◆ **Your instructions**
Answer with the number of lines in the listing below that contain the word "ZOOM", and nothing else.

◆ **Dataset content**
_ _ _
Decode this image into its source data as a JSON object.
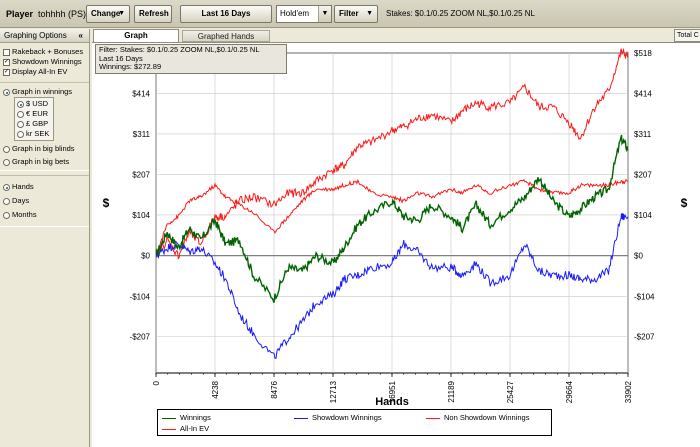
{
  "toolbar": {
    "player_label": "Player",
    "player_name": "tohhhh (PS)",
    "change_label": "Change",
    "refresh_label": "Refresh",
    "date_range_label": "Last  16 Days",
    "game_select_value": "Hold'em",
    "filter_label": "Filter",
    "stakes_text": "Stakes: $0.1/0.25 ZOOM NL,$0.1/0.25 NL"
  },
  "left_panel": {
    "header": "Graphing Options",
    "collapse_glyph": "«",
    "checkboxes": [
      {
        "label": "Rakeback + Bonuses",
        "checked": false
      },
      {
        "label": "Showdown Winnings",
        "checked": true
      },
      {
        "label": "Display All-In EV",
        "checked": true
      }
    ],
    "graph_in_winnings": {
      "label": "Graph in winnings",
      "selected": true
    },
    "currencies": [
      {
        "label": "$ USD",
        "selected": true
      },
      {
        "label": "€ EUR",
        "selected": false
      },
      {
        "label": "£ GBP",
        "selected": false
      },
      {
        "label": "kr SEK",
        "selected": false
      }
    ],
    "graph_in_big_blinds": {
      "label": "Graph in big blinds",
      "selected": false
    },
    "graph_in_big_bets": {
      "label": "Graph in big bets",
      "selected": false
    },
    "x_axis_modes": [
      {
        "label": "Hands",
        "selected": true
      },
      {
        "label": "Days",
        "selected": false
      },
      {
        "label": "Months",
        "selected": false
      }
    ]
  },
  "tabs": {
    "graph": "Graph",
    "graphed_hands": "Graphed Hands",
    "total": "Total C"
  },
  "filter_box": {
    "line1": "Filter: Stakes: $0.1/0.25 ZOOM NL,$0.1/0.25 NL",
    "line2": "Last  16 Days",
    "line3": "Winnings: $272.89"
  },
  "chart_data": {
    "type": "line",
    "xlabel": "Hands",
    "ylabel": "$",
    "x_ticks": [
      0,
      4238,
      8476,
      12713,
      16951,
      21189,
      25427,
      29664,
      33902
    ],
    "y_ticks": [
      -207,
      -104,
      0,
      104,
      207,
      311,
      414,
      518
    ],
    "y_tick_labels": [
      "-$207",
      "-$104",
      "$0",
      "$104",
      "$207",
      "$311",
      "$414",
      "$518"
    ],
    "xlim": [
      0,
      33902
    ],
    "ylim": [
      -300,
      518
    ],
    "grid": true,
    "legend_position": "bottom",
    "series": [
      {
        "name": "Winnings",
        "color": "#006400",
        "x": [
          0,
          800,
          1600,
          2400,
          3200,
          4238,
          5000,
          6000,
          7000,
          8476,
          9500,
          10500,
          11500,
          12713,
          13500,
          14500,
          15500,
          16951,
          17800,
          18800,
          19800,
          21189,
          22000,
          23000,
          24000,
          25427,
          26500,
          27500,
          28500,
          29664,
          30500,
          31500,
          32500,
          33400,
          33902
        ],
        "y": [
          0,
          60,
          20,
          70,
          40,
          90,
          30,
          40,
          -50,
          -110,
          -30,
          -40,
          0,
          -20,
          20,
          80,
          110,
          140,
          100,
          90,
          130,
          100,
          70,
          130,
          80,
          120,
          150,
          200,
          140,
          100,
          120,
          150,
          170,
          300,
          273
        ]
      },
      {
        "name": "Showdown Winnings",
        "color": "#1a1aff",
        "x": [
          0,
          800,
          1600,
          2400,
          3200,
          4238,
          5000,
          6000,
          7000,
          8476,
          9500,
          10500,
          11500,
          12713,
          13500,
          14500,
          15500,
          16951,
          17800,
          18800,
          19800,
          21189,
          22000,
          23000,
          24000,
          25427,
          26500,
          27500,
          28500,
          29664,
          30500,
          31500,
          32500,
          33400,
          33902
        ],
        "y": [
          0,
          20,
          30,
          10,
          20,
          -20,
          -60,
          -150,
          -200,
          -260,
          -210,
          -170,
          -120,
          -100,
          -60,
          -50,
          -30,
          -20,
          30,
          10,
          -30,
          -30,
          -50,
          -20,
          -70,
          -50,
          30,
          -40,
          -50,
          -50,
          -60,
          -60,
          -40,
          100,
          100
        ]
      },
      {
        "name": "Non Showdown Winnings",
        "color": "#ff1a1a",
        "x": [
          0,
          800,
          1600,
          2400,
          3200,
          4238,
          5000,
          6000,
          7000,
          8476,
          9500,
          10500,
          11500,
          12713,
          13500,
          14500,
          15500,
          16951,
          17800,
          18800,
          19800,
          21189,
          22000,
          23000,
          24000,
          25427,
          26500,
          27500,
          28500,
          29664,
          30500,
          31500,
          32500,
          33400,
          33902
        ],
        "y": [
          0,
          40,
          0,
          60,
          30,
          100,
          100,
          140,
          150,
          130,
          160,
          160,
          190,
          220,
          230,
          280,
          290,
          320,
          330,
          350,
          360,
          340,
          370,
          390,
          380,
          390,
          430,
          380,
          380,
          340,
          300,
          380,
          420,
          520,
          510
        ]
      },
      {
        "name": "All-In EV",
        "color": "#ff1a1a",
        "x": [
          0,
          800,
          1600,
          2400,
          3200,
          4238,
          5000,
          6000,
          7000,
          8476,
          9500,
          10500,
          11500,
          12713,
          13500,
          14500,
          15500,
          16951,
          17800,
          18800,
          19800,
          21189,
          22000,
          23000,
          24000,
          25427,
          26500,
          27500,
          28500,
          29664,
          30500,
          31500,
          32500,
          33400,
          33902
        ],
        "y": [
          0,
          80,
          100,
          140,
          150,
          180,
          150,
          130,
          110,
          60,
          100,
          140,
          170,
          170,
          180,
          190,
          160,
          150,
          140,
          160,
          150,
          170,
          160,
          180,
          160,
          180,
          190,
          170,
          160,
          160,
          180,
          180,
          180,
          190,
          190
        ]
      }
    ]
  }
}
_ _ _
◆ **Response below**
2